- [What you will do]:
Keep the pictures out and restate every record exactly.

- [Items from a data source]:
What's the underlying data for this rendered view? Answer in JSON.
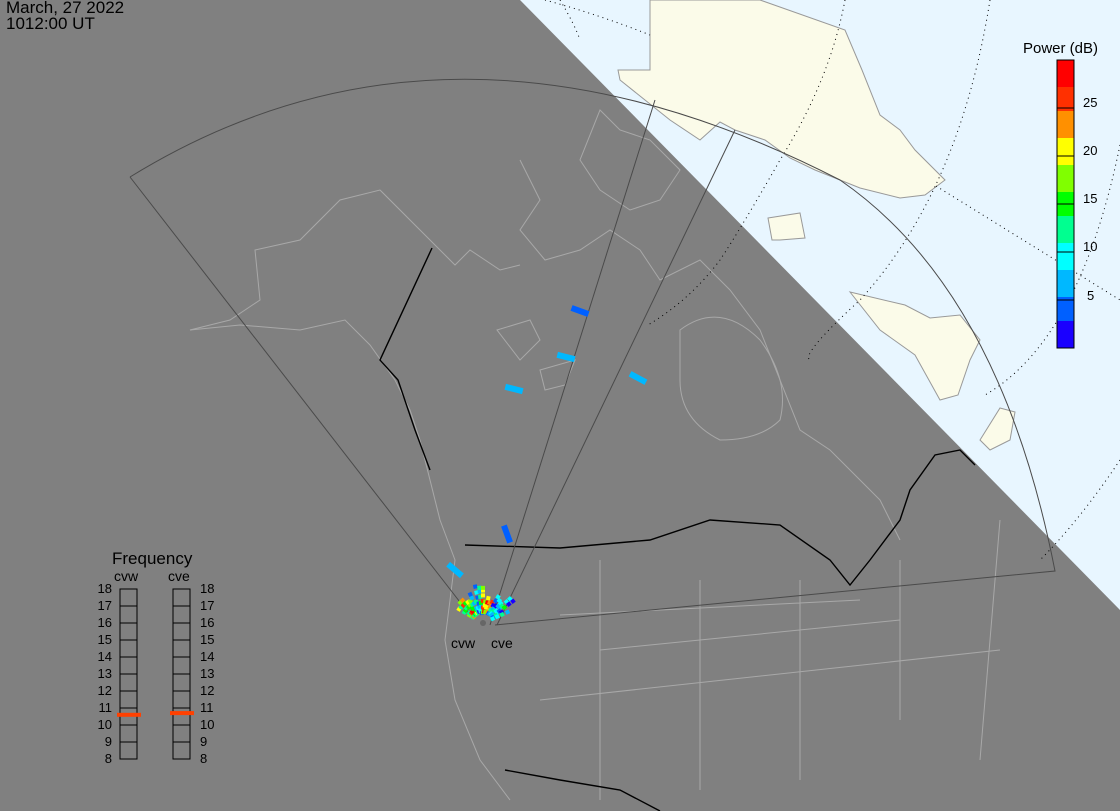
{
  "header": {
    "date": "March, 27 2022",
    "time": "1012:00 UT"
  },
  "colorbar": {
    "title": "Power (dB)",
    "range": [
      0,
      30
    ],
    "ticks": [
      "25",
      "20",
      "15",
      "10",
      "5"
    ],
    "colors": [
      "#1a00ff",
      "#0060ff",
      "#00b8ff",
      "#00ffff",
      "#00ff90",
      "#00ff00",
      "#80ff00",
      "#ffff00",
      "#ff9000",
      "#ff3000",
      "#ff0000"
    ]
  },
  "frequency": {
    "title": "Frequency",
    "scale": [
      "18",
      "17",
      "16",
      "15",
      "14",
      "13",
      "12",
      "11",
      "10",
      "9",
      "8"
    ],
    "radars": [
      {
        "name": "cvw",
        "freq_mhz": 10.6
      },
      {
        "name": "cve",
        "freq_mhz": 10.7
      }
    ],
    "marker_color": "#ff4000"
  },
  "map": {
    "radar_labels": [
      "cvw",
      "cve"
    ],
    "night_color": "#808080",
    "ocean_color": "#e8f6ff",
    "land_color": "#fbfbe9",
    "far_echo_powers": [
      4,
      6,
      7,
      6,
      5,
      6
    ]
  }
}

- [Correct answer]:
What's the underlying data for this rendered view? Answer in JSON.
{
  "header": {
    "date": "March, 27 2022",
    "time": "1012:00 UT"
  },
  "colorbar": {
    "title": "Power (dB)",
    "range": [
      0,
      30
    ],
    "ticks": [
      "25",
      "20",
      "15",
      "10",
      "5"
    ],
    "colors": [
      "#1a00ff",
      "#0060ff",
      "#00b8ff",
      "#00ffff",
      "#00ff90",
      "#00ff00",
      "#80ff00",
      "#ffff00",
      "#ff9000",
      "#ff3000",
      "#ff0000"
    ]
  },
  "frequency": {
    "title": "Frequency",
    "scale": [
      "18",
      "17",
      "16",
      "15",
      "14",
      "13",
      "12",
      "11",
      "10",
      "9",
      "8"
    ],
    "radars": [
      {
        "name": "cvw",
        "freq_mhz": 10.6
      },
      {
        "name": "cve",
        "freq_mhz": 10.7
      }
    ],
    "marker_color": "#ff4000"
  },
  "map": {
    "radar_labels": [
      "cvw",
      "cve"
    ],
    "night_color": "#808080",
    "ocean_color": "#e8f6ff",
    "land_color": "#fbfbe9",
    "far_echo_powers": [
      4,
      6,
      7,
      6,
      5,
      6
    ]
  }
}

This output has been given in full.